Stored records
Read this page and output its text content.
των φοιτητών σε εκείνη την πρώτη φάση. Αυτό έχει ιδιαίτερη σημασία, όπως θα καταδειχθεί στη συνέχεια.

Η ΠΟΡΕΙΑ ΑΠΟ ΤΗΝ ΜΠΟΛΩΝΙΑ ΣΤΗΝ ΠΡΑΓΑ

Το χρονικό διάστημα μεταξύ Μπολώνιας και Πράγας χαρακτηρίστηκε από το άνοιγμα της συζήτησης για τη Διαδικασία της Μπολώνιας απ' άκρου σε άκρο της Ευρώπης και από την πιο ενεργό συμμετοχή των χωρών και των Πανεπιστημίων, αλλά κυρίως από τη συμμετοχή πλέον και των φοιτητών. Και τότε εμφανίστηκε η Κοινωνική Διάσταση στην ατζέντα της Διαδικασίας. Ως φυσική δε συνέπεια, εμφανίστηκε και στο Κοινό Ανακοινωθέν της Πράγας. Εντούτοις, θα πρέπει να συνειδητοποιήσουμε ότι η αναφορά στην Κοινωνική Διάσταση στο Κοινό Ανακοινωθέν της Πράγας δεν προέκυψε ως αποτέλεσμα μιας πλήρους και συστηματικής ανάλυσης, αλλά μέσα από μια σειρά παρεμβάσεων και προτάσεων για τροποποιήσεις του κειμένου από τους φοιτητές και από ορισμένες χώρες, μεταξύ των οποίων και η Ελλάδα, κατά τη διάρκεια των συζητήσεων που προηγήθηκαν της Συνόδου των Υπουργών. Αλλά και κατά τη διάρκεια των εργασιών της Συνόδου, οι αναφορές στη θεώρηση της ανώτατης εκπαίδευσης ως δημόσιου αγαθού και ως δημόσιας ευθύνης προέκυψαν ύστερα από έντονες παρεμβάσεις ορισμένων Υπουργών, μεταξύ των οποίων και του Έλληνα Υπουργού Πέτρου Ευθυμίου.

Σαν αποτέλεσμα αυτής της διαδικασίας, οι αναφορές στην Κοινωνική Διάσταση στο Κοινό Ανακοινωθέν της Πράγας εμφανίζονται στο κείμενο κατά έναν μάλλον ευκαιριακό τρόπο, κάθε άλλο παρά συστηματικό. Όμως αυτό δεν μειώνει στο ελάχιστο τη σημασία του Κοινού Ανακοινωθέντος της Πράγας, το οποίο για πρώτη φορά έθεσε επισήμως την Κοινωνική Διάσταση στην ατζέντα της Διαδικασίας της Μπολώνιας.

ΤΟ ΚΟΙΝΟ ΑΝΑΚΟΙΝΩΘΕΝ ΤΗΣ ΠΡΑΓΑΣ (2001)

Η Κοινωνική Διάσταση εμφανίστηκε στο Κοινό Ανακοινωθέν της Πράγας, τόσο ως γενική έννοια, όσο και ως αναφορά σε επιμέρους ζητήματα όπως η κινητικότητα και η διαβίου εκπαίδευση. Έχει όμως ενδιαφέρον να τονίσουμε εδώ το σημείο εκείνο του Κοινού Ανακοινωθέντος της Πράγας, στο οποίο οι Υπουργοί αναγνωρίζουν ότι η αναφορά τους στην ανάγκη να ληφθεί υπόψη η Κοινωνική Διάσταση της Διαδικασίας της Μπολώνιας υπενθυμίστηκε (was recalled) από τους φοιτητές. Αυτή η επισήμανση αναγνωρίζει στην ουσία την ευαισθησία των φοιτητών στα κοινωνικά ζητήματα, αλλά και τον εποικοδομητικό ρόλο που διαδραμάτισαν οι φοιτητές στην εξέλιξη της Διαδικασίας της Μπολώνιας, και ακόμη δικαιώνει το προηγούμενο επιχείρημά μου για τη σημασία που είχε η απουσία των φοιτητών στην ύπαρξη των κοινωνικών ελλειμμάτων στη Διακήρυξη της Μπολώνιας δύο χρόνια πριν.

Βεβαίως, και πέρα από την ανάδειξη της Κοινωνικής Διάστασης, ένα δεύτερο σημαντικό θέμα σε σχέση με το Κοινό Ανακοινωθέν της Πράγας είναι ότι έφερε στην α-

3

**AIM**
Write the entries again, exactly as they stand.

**COMPLETE OUTPUT**
Read this page and output its text content.
των φοιτητών σε εκείνη την πρώτη φάση. Αυτό έχει ιδιαίτερη σημασία, όπως θα καταδειχθεί στη συνέχεια.

Η ΠΟΡΕΙΑ ΑΠΟ ΤΗΝ ΜΠΟΛΩΝΙΑ ΣΤΗΝ ΠΡΑΓΑ

Το χρονικό διάστημα μεταξύ Μπολώνιας και Πράγας χαρακτηρίστηκε από το άνοιγμα της συζήτησης για τη Διαδικασία της Μπολώνιας απ' άκρου σε άκρο της Ευρώπης και από την πιο ενεργό συμμετοχή των χωρών και των Πανεπιστημίων, αλλά κυρίως από τη συμμετοχή πλέον και των φοιτητών. Και τότε εμφανίστηκε η Κοινωνική Διάσταση στην ατζέντα της Διαδικασίας. Ως φυσική δε συνέπεια, εμφανίστηκε και στο Κοινό Ανακοινωθέν της Πράγας. Εντούτοις, θα πρέπει να συνειδητοποιήσουμε ότι η αναφορά στην Κοινωνική Διάσταση στο Κοινό Ανακοινωθέν της Πράγας δεν προέκυψε ως αποτέλεσμα μιας πλήρους και συστηματικής ανάλυσης, αλλά μέσα από μια σειρά παρεμβάσεων και προτάσεων για τροποποιήσεις του κειμένου από τους φοιτητές και από ορισμένες χώρες, μεταξύ των οποίων και η Ελλάδα, κατά τη διάρκεια των συζητήσεων που προηγήθηκαν της Συνόδου των Υπουργών. Αλλά και κατά τη διάρκεια των εργασιών της Συνόδου, οι αναφορές στη θεώρηση της ανώτατης εκπαίδευσης ως δημόσιου αγαθού και ως δημόσιας ευθύνης προέκυψαν ύστερα από έντονες παρεμβάσεις ορισμένων Υπουργών, μεταξύ των οποίων και του Έλληνα Υπουργού Πέτρου Ευθυμίου.

Σαν αποτέλεσμα αυτής της διαδικασίας, οι αναφορές στην Κοινωνική Διάσταση στο Κοινό Ανακοινωθέν της Πράγας εμφανίζονται στο κείμενο κατά έναν μάλλον ευκαιριακό τρόπο, κάθε άλλο παρά συστηματικό. Όμως αυτό δεν μειώνει στο ελάχιστο τη σημασία του Κοινού Ανακοινωθέντος της Πράγας, το οποίο για πρώτη φορά έθεσε επισήμως την Κοινωνική Διάσταση στην ατζέντα της Διαδικασίας της Μπολώνιας.

ΤΟ ΚΟΙΝΟ ΑΝΑΚΟΙΝΩΘΕΝ ΤΗΣ ΠΡΑΓΑΣ (2001)

Η Κοινωνική Διάσταση εμφανίστηκε στο Κοινό Ανακοινωθέν της Πράγας, τόσο ως γενική έννοια, όσο και ως αναφορά σε επιμέρους ζητήματα όπως η κινητικότητα και η διαβίου εκπαίδευση. Έχει όμως ενδιαφέρον να τονίσουμε εδώ το σημείο εκείνο του Κοινού Ανακοινωθέντος της Πράγας, στο οποίο οι Υπουργοί αναγνωρίζουν ότι η αναφορά τους στην ανάγκη να ληφθεί υπόψη η Κοινωνική Διάσταση της Διαδικασίας της Μπολώνιας υπενθυμίστηκε (was recalled) από τους φοιτητές. Αυτή η επισήμανση αναγνωρίζει στην ουσία την ευαισθησία των φοιτητών στα κοινωνικά ζητήματα, αλλά και τον εποικοδομητικό ρόλο που διαδραμάτισαν οι φοιτητές στην εξέλιξη της Διαδικασίας της Μπολώνιας, και ακόμη δικαιώνει το προηγούμενο επιχείρημά μου για τη σημασία που είχε η απουσία των φοιτητών στην ύπαρξη των κοινωνικών ελλειμμάτων στη Διακήρυξη της Μπολώνιας δύο χρόνια πριν.

Βεβαίως, και πέρα από την ανάδειξη της Κοινωνικής Διάστασης, ένα δεύτερο σημαντικό θέμα σε σχέση με το Κοινό Ανακοινωθέν της Πράγας είναι ότι έφερε στην α-

3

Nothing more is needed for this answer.